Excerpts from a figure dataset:
**********

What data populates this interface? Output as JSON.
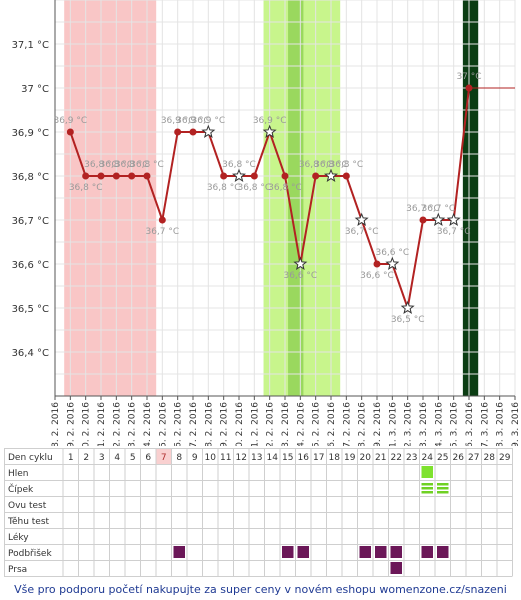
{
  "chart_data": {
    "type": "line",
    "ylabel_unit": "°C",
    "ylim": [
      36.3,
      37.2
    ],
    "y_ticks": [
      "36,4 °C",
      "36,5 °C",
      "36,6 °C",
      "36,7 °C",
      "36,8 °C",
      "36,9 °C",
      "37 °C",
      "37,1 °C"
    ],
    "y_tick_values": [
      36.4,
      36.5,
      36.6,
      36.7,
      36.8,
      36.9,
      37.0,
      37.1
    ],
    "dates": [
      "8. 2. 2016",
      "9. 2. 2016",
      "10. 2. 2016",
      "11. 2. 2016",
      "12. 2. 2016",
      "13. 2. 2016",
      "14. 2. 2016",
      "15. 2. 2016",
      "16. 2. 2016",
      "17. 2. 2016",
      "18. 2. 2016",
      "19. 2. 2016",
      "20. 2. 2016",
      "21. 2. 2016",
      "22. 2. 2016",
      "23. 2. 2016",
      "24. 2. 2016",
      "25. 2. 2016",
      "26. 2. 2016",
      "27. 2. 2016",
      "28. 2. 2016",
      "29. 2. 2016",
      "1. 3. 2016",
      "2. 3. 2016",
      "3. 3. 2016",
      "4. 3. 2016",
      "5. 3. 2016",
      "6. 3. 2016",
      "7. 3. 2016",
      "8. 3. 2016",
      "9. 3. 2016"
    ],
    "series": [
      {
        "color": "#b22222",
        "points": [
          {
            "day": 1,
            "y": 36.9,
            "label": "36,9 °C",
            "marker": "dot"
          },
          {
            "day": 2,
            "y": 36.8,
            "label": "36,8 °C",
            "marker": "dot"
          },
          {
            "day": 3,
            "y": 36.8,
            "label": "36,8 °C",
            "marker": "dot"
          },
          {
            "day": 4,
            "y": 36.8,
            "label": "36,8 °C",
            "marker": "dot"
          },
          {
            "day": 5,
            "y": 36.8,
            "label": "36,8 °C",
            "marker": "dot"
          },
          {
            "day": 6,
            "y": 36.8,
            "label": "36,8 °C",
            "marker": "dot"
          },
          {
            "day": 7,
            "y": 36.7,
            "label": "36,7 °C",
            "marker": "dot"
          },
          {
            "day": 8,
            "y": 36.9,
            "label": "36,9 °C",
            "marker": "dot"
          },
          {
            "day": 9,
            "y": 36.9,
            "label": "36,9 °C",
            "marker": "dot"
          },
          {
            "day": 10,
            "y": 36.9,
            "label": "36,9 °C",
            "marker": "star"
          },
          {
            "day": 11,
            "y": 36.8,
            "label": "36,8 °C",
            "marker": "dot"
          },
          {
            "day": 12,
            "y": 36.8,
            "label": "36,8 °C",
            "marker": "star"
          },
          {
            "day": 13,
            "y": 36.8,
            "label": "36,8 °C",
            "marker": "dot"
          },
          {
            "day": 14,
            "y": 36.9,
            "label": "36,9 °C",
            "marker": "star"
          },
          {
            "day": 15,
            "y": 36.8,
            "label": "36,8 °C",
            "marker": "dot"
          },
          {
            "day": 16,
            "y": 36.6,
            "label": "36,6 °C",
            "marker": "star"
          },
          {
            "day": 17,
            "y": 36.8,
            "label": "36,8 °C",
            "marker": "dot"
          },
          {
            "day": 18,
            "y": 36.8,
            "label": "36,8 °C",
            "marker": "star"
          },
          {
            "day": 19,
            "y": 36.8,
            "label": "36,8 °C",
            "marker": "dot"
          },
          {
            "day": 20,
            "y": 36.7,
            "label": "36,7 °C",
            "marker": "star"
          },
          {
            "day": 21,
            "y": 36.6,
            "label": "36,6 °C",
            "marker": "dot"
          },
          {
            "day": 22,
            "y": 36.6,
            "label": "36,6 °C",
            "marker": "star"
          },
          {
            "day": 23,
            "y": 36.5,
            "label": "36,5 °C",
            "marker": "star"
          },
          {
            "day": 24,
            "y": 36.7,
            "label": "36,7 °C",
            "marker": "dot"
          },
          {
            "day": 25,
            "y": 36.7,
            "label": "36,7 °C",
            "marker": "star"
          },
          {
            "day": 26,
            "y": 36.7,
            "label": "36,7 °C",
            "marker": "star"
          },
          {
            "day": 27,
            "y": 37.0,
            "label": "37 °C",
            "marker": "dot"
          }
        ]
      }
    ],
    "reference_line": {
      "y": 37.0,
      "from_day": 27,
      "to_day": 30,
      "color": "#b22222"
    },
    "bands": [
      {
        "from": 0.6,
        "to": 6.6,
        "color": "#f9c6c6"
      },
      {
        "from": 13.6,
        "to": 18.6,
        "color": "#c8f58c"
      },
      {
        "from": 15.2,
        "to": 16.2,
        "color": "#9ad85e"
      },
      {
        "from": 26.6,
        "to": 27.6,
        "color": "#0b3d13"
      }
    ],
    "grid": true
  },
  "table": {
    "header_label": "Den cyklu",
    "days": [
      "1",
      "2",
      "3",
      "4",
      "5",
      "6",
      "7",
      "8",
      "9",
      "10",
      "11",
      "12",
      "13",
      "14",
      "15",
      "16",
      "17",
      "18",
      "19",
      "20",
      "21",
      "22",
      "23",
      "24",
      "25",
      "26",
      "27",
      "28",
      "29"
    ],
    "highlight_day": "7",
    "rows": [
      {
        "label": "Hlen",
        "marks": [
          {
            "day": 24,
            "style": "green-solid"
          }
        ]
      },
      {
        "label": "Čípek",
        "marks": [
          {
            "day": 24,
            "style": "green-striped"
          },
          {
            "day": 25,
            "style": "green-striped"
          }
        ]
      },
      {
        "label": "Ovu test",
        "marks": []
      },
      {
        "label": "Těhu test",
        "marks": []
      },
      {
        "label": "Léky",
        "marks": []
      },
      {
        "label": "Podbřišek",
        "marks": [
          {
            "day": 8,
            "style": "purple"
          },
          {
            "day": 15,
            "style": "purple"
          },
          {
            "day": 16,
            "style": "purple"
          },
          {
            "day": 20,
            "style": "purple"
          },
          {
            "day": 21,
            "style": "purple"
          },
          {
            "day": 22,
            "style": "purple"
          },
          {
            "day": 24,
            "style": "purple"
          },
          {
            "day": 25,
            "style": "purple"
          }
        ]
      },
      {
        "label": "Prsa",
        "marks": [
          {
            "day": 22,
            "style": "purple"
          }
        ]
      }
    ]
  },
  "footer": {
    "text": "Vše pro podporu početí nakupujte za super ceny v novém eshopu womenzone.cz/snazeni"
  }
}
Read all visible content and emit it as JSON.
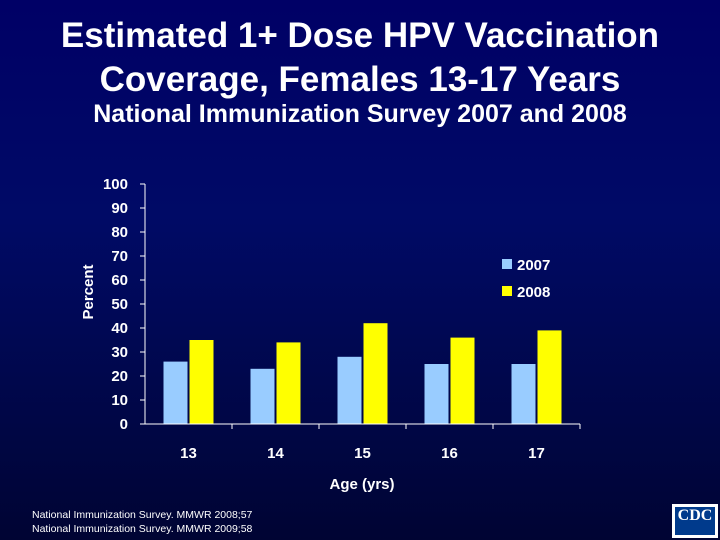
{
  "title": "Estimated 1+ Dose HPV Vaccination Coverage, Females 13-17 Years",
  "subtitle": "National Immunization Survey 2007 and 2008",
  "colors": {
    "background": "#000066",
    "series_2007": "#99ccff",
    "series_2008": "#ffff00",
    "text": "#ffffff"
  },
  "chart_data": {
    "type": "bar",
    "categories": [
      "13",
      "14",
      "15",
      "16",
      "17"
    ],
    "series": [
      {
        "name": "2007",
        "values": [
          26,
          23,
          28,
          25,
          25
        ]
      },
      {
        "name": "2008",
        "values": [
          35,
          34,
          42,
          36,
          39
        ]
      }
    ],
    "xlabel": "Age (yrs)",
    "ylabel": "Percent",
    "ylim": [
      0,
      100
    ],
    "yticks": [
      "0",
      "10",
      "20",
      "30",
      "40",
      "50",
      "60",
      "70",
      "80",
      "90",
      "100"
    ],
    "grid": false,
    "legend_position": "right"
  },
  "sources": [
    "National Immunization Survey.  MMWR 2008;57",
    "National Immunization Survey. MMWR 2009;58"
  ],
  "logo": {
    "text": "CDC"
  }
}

**********

Aim:
Each line of the data is to be duplicated exactly; pictures stay out of the copy.

Solution for this task:
What data populates this interface? Output as JSON.
{
  "chart_data": {
    "type": "line",
    "ylabel_unit": "°C",
    "ylim": [
      36.3,
      37.2
    ],
    "y_ticks": [
      "36,4 °C",
      "36,5 °C",
      "36,6 °C",
      "36,7 °C",
      "36,8 °C",
      "36,9 °C",
      "37 °C",
      "37,1 °C"
    ],
    "y_tick_values": [
      36.4,
      36.5,
      36.6,
      36.7,
      36.8,
      36.9,
      37.0,
      37.1
    ],
    "dates": [
      "8. 2. 2016",
      "9. 2. 2016",
      "10. 2. 2016",
      "11. 2. 2016",
      "12. 2. 2016",
      "13. 2. 2016",
      "14. 2. 2016",
      "15. 2. 2016",
      "16. 2. 2016",
      "17. 2. 2016",
      "18. 2. 2016",
      "19. 2. 2016",
      "20. 2. 2016",
      "21. 2. 2016",
      "22. 2. 2016",
      "23. 2. 2016",
      "24. 2. 2016",
      "25. 2. 2016",
      "26. 2. 2016",
      "27. 2. 2016",
      "28. 2. 2016",
      "29. 2. 2016",
      "1. 3. 2016",
      "2. 3. 2016",
      "3. 3. 2016",
      "4. 3. 2016",
      "5. 3. 2016",
      "6. 3. 2016",
      "7. 3. 2016",
      "8. 3. 2016",
      "9. 3. 2016"
    ],
    "series": [
      {
        "color": "#b22222",
        "points": [
          {
            "day": 1,
            "y": 36.9,
            "label": "36,9 °C",
            "marker": "dot"
          },
          {
            "day": 2,
            "y": 36.8,
            "label": "36,8 °C",
            "marker": "dot"
          },
          {
            "day": 3,
            "y": 36.8,
            "label": "36,8 °C",
            "marker": "dot"
          },
          {
            "day": 4,
            "y": 36.8,
            "label": "36,8 °C",
            "marker": "dot"
          },
          {
            "day": 5,
            "y": 36.8,
            "label": "36,8 °C",
            "marker": "dot"
          },
          {
            "day": 6,
            "y": 36.8,
            "label": "36,8 °C",
            "marker": "dot"
          },
          {
            "day": 7,
            "y": 36.7,
            "label": "36,7 °C",
            "marker": "dot"
          },
          {
            "day": 8,
            "y": 36.9,
            "label": "36,9 °C",
            "marker": "dot"
          },
          {
            "day": 9,
            "y": 36.9,
            "label": "36,9 °C",
            "marker": "dot"
          },
          {
            "day": 10,
            "y": 36.9,
            "label": "36,9 °C",
            "marker": "star"
          },
          {
            "day": 11,
            "y": 36.8,
            "label": "36,8 °C",
            "marker": "dot"
          },
          {
            "day": 12,
            "y": 36.8,
            "label": "36,8 °C",
            "marker": "star"
          },
          {
            "day": 13,
            "y": 36.8,
            "label": "36,8 °C",
            "marker": "dot"
          },
          {
            "day": 14,
            "y": 36.9,
            "label": "36,9 °C",
            "marker": "star"
          },
          {
            "day": 15,
            "y": 36.8,
            "label": "36,8 °C",
            "marker": "dot"
          },
          {
            "day": 16,
            "y": 36.6,
            "label": "36,6 °C",
            "marker": "star"
          },
          {
            "day": 17,
            "y": 36.8,
            "label": "36,8 °C",
            "marker": "dot"
          },
          {
            "day": 18,
            "y": 36.8,
            "label": "36,8 °C",
            "marker": "star"
          },
          {
            "day": 19,
            "y": 36.8,
            "label": "36,8 °C",
            "marker": "dot"
          },
          {
            "day": 20,
            "y": 36.7,
            "label": "36,7 °C",
            "marker": "star"
          },
          {
            "day": 21,
            "y": 36.6,
            "label": "36,6 °C",
            "marker": "dot"
          },
          {
            "day": 22,
            "y": 36.6,
            "label": "36,6 °C",
            "marker": "star"
          },
          {
            "day": 23,
            "y": 36.5,
            "label": "36,5 °C",
            "marker": "star"
          },
          {
            "day": 24,
            "y": 36.7,
            "label": "36,7 °C",
            "marker": "dot"
          },
          {
            "day": 25,
            "y": 36.7,
            "label": "36,7 °C",
            "marker": "star"
          },
          {
            "day": 26,
            "y": 36.7,
            "label": "36,7 °C",
            "marker": "star"
          },
          {
            "day": 27,
            "y": 37.0,
            "label": "37 °C",
            "marker": "dot"
          }
        ]
      }
    ],
    "reference_line": {
      "y": 37.0,
      "from_day": 27,
      "to_day": 30,
      "color": "#b22222"
    },
    "bands": [
      {
        "from": 0.6,
        "to": 6.6,
        "color": "#f9c6c6"
      },
      {
        "from": 13.6,
        "to": 18.6,
        "color": "#c8f58c"
      },
      {
        "from": 15.2,
        "to": 16.2,
        "color": "#9ad85e"
      },
      {
        "from": 26.6,
        "to": 27.6,
        "color": "#0b3d13"
      }
    ],
    "grid": true
  },
  "table": {
    "header_label": "Den cyklu",
    "days": [
      "1",
      "2",
      "3",
      "4",
      "5",
      "6",
      "7",
      "8",
      "9",
      "10",
      "11",
      "12",
      "13",
      "14",
      "15",
      "16",
      "17",
      "18",
      "19",
      "20",
      "21",
      "22",
      "23",
      "24",
      "25",
      "26",
      "27",
      "28",
      "29"
    ],
    "highlight_day": "7",
    "rows": [
      {
        "label": "Hlen",
        "marks": [
          {
            "day": 24,
            "style": "green-solid"
          }
        ]
      },
      {
        "label": "Čípek",
        "marks": [
          {
            "day": 24,
            "style": "green-striped"
          },
          {
            "day": 25,
            "style": "green-striped"
          }
        ]
      },
      {
        "label": "Ovu test",
        "marks": []
      },
      {
        "label": "Těhu test",
        "marks": []
      },
      {
        "label": "Léky",
        "marks": []
      },
      {
        "label": "Podbřišek",
        "marks": [
          {
            "day": 8,
            "style": "purple"
          },
          {
            "day": 15,
            "style": "purple"
          },
          {
            "day": 16,
            "style": "purple"
          },
          {
            "day": 20,
            "style": "purple"
          },
          {
            "day": 21,
            "style": "purple"
          },
          {
            "day": 22,
            "style": "purple"
          },
          {
            "day": 24,
            "style": "purple"
          },
          {
            "day": 25,
            "style": "purple"
          }
        ]
      },
      {
        "label": "Prsa",
        "marks": [
          {
            "day": 22,
            "style": "purple"
          }
        ]
      }
    ]
  },
  "footer": {
    "text": "Vše pro podporu početí nakupujte za super ceny v novém eshopu womenzone.cz/snazeni"
  }
}
Read all visible content and emit it as JSON.
{
  "title": "Estimated 1+ Dose HPV Vaccination Coverage, Females 13-17 Years",
  "subtitle": "National Immunization Survey 2007 and 2008",
  "colors": {
    "background": "#000066",
    "series_2007": "#99ccff",
    "series_2008": "#ffff00",
    "text": "#ffffff"
  },
  "chart_data": {
    "type": "bar",
    "categories": [
      "13",
      "14",
      "15",
      "16",
      "17"
    ],
    "series": [
      {
        "name": "2007",
        "values": [
          26,
          23,
          28,
          25,
          25
        ]
      },
      {
        "name": "2008",
        "values": [
          35,
          34,
          42,
          36,
          39
        ]
      }
    ],
    "xlabel": "Age (yrs)",
    "ylabel": "Percent",
    "ylim": [
      0,
      100
    ],
    "yticks": [
      "0",
      "10",
      "20",
      "30",
      "40",
      "50",
      "60",
      "70",
      "80",
      "90",
      "100"
    ],
    "grid": false,
    "legend_position": "right"
  },
  "sources": [
    "National Immunization Survey.  MMWR 2008;57",
    "National Immunization Survey. MMWR 2009;58"
  ],
  "logo": {
    "text": "CDC"
  }
}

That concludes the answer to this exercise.